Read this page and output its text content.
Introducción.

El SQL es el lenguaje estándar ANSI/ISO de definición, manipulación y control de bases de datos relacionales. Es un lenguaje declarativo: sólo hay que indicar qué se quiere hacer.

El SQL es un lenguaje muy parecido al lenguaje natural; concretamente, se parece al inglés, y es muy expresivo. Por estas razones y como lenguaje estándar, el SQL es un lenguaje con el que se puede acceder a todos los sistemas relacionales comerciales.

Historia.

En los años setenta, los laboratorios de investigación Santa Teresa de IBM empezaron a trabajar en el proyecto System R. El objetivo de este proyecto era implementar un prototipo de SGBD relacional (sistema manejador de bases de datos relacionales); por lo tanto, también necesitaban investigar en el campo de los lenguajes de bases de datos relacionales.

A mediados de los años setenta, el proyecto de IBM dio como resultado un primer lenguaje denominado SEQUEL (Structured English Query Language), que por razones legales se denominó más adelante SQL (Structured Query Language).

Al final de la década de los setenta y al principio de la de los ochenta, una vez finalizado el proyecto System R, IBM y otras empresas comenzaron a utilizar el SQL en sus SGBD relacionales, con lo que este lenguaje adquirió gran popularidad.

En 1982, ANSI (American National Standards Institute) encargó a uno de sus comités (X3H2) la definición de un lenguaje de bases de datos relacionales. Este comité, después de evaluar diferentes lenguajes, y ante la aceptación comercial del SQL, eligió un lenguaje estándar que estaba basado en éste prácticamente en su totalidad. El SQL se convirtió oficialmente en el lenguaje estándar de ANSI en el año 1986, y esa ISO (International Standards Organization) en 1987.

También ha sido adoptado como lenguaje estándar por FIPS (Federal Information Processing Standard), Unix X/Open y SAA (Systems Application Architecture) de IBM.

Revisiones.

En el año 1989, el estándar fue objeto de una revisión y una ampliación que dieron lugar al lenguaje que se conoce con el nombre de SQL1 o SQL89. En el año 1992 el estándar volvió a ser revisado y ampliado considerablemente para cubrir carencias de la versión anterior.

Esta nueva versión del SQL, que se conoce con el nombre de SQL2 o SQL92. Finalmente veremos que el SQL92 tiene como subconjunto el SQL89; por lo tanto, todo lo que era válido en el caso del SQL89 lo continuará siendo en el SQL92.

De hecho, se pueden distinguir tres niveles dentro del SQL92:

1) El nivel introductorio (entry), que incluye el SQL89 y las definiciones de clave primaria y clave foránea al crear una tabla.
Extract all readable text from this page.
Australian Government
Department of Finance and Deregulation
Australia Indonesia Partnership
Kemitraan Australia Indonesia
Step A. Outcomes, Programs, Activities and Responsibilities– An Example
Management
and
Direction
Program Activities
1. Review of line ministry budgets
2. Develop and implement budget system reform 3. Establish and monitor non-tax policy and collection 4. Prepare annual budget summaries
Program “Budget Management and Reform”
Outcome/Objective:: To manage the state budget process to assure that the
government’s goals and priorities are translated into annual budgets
____
Requirements
Copy out every line that includes the word "annual".

Task output
2. Develop and implement budget system reform 3. Establish and monitor non-tax policy and collection 4. Prepare annual budget summaries
government’s goals and priorities are translated into annual budgets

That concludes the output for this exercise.